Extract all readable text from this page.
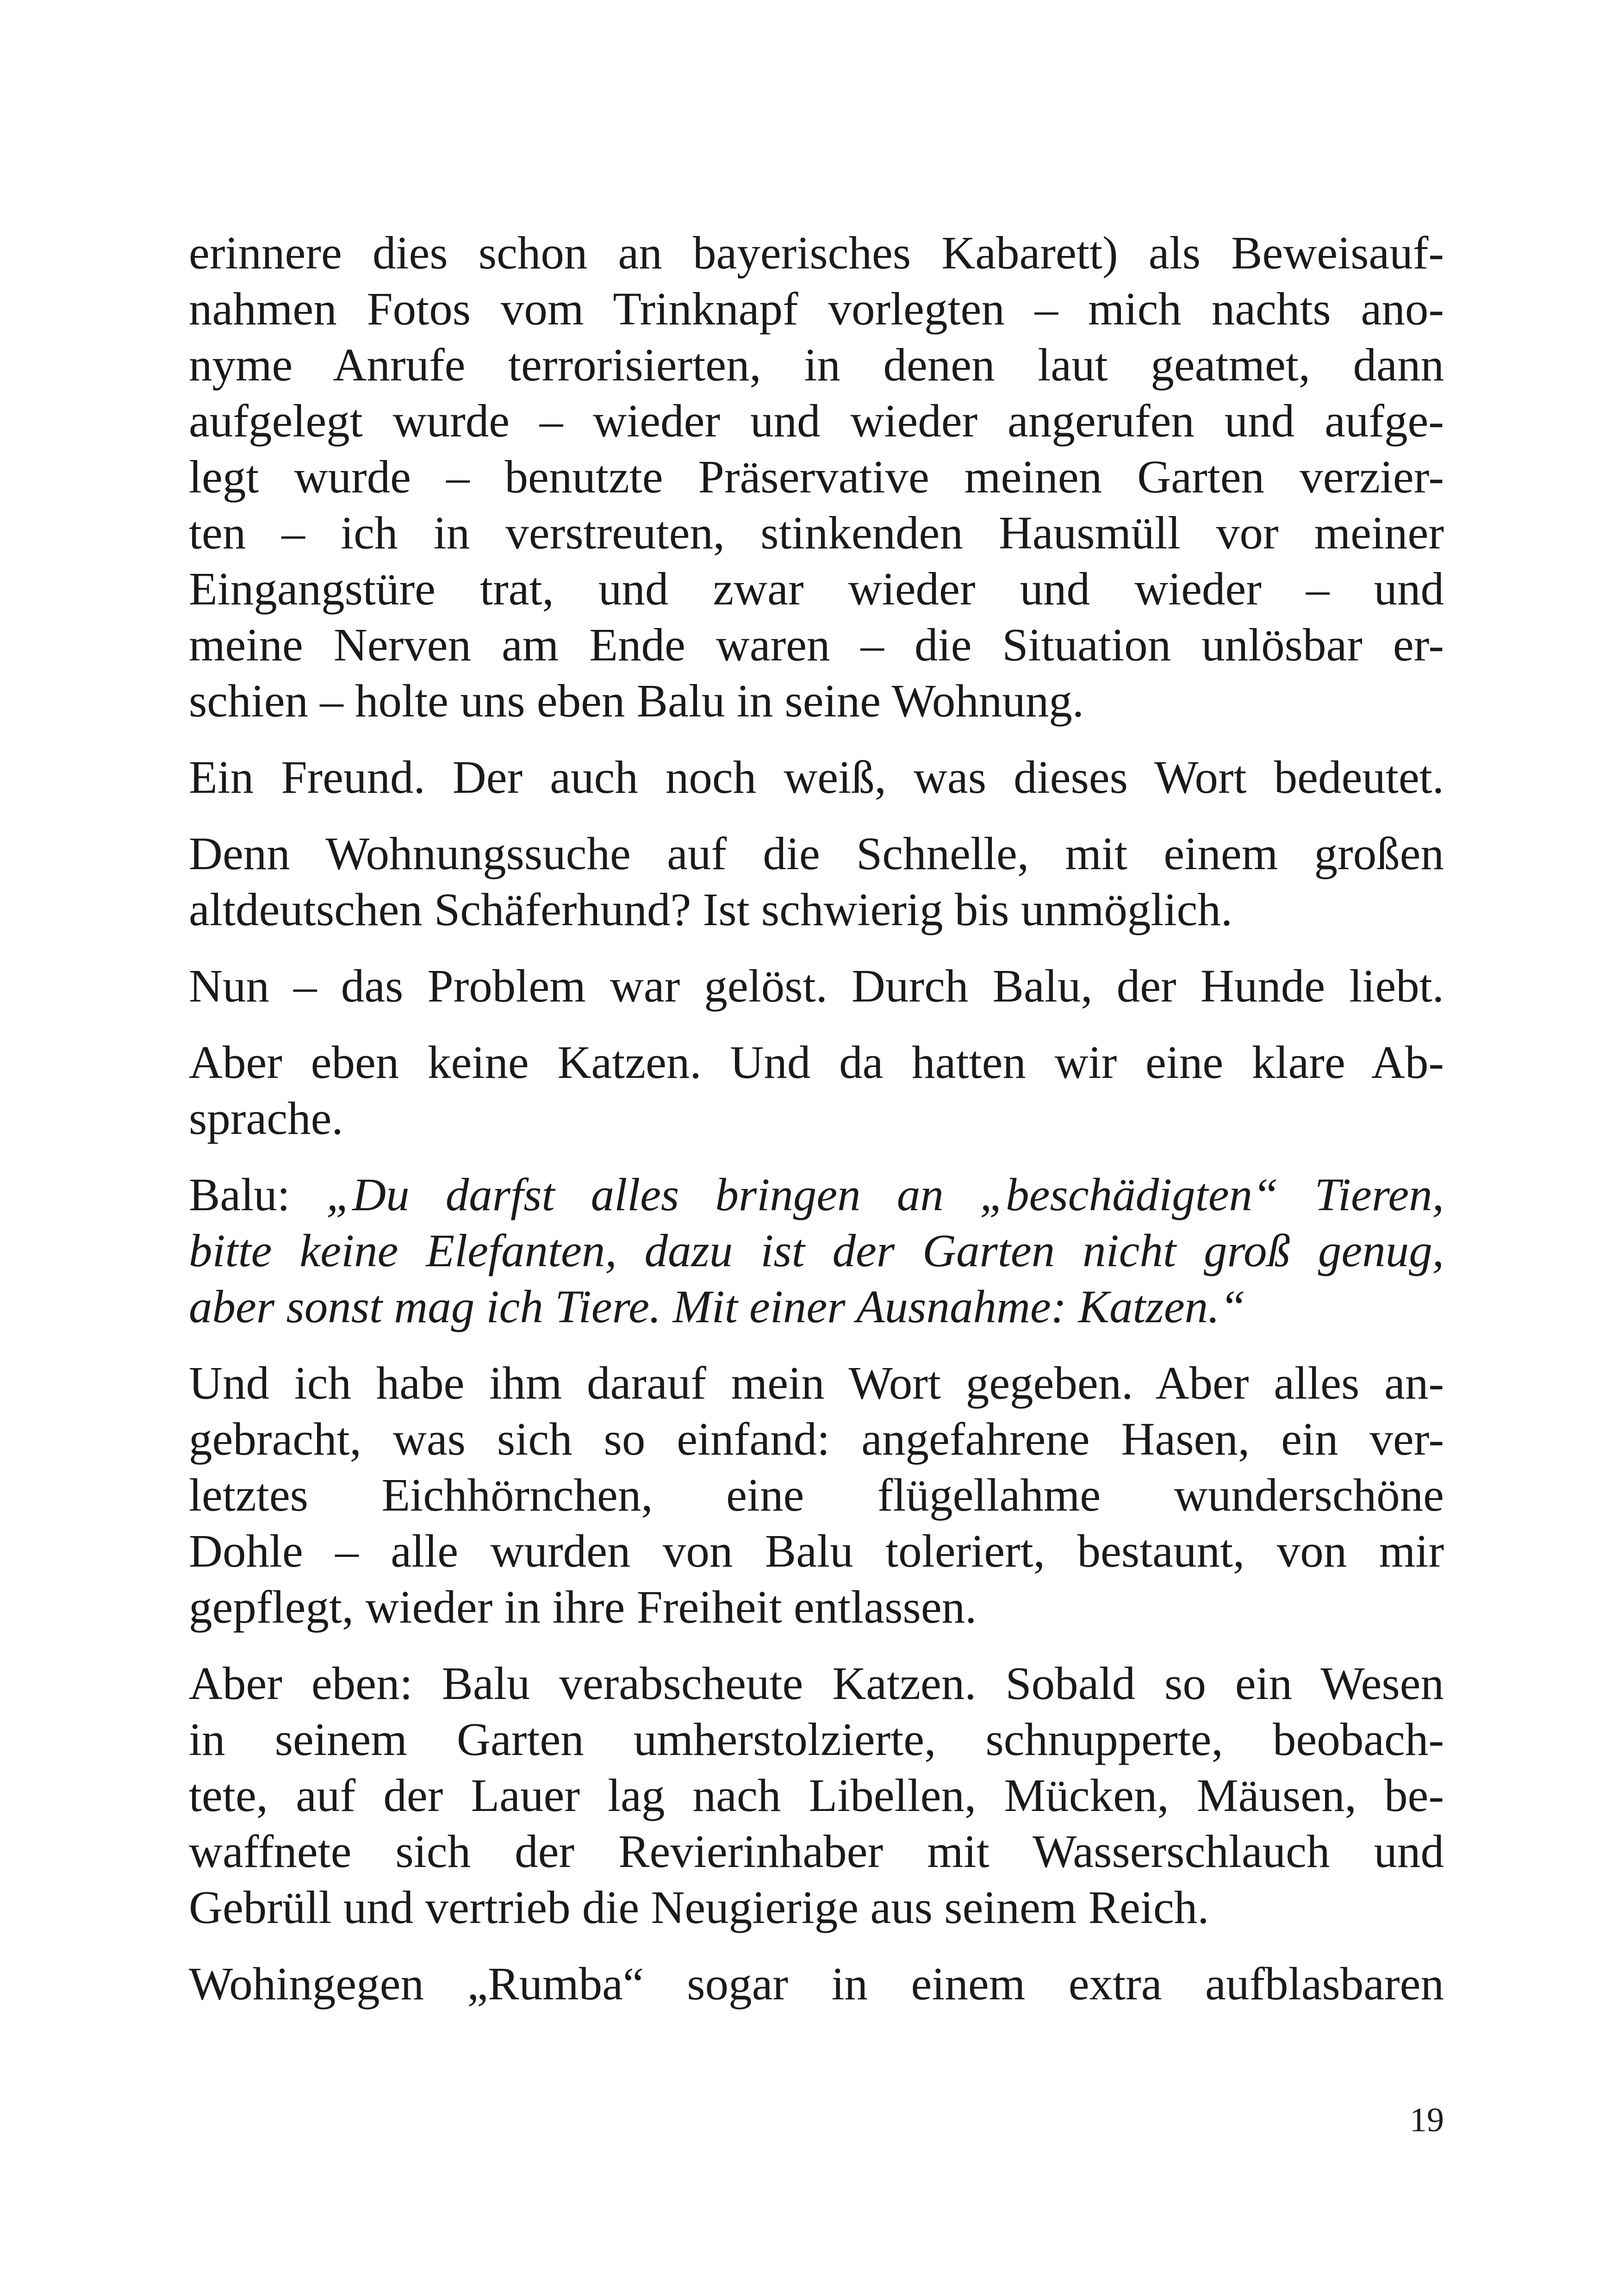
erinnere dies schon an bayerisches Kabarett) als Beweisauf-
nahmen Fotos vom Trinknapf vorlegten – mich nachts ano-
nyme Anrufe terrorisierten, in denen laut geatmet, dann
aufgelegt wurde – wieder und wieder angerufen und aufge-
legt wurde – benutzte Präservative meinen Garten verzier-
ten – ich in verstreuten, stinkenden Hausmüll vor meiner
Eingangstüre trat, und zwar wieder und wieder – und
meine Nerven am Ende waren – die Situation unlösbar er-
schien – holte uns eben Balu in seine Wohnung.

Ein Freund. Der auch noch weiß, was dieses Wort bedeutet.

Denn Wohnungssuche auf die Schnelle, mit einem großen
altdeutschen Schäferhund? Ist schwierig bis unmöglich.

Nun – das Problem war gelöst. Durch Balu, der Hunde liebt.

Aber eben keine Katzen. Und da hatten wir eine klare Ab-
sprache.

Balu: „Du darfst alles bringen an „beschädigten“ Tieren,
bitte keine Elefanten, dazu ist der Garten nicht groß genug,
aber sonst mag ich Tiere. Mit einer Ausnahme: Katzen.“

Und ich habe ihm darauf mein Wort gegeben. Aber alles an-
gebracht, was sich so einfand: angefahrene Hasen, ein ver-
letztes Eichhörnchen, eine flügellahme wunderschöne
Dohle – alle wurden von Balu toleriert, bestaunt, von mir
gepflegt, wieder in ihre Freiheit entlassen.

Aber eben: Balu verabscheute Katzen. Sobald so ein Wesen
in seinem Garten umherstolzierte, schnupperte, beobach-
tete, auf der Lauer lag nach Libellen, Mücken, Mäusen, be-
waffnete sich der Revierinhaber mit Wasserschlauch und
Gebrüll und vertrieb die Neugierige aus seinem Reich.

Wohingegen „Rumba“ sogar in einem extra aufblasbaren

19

━━━━━━━━━━

* _Exercise_: Copy all lines from the material that include "Katzen".

* _Solution to this exercise_:
Aber eben keine Katzen. Und da hatten wir eine klare Ab-
aber sonst mag ich Tiere. Mit einer Ausnahme: Katzen.“
Aber eben: Balu verabscheute Katzen. Sobald so ein Wesen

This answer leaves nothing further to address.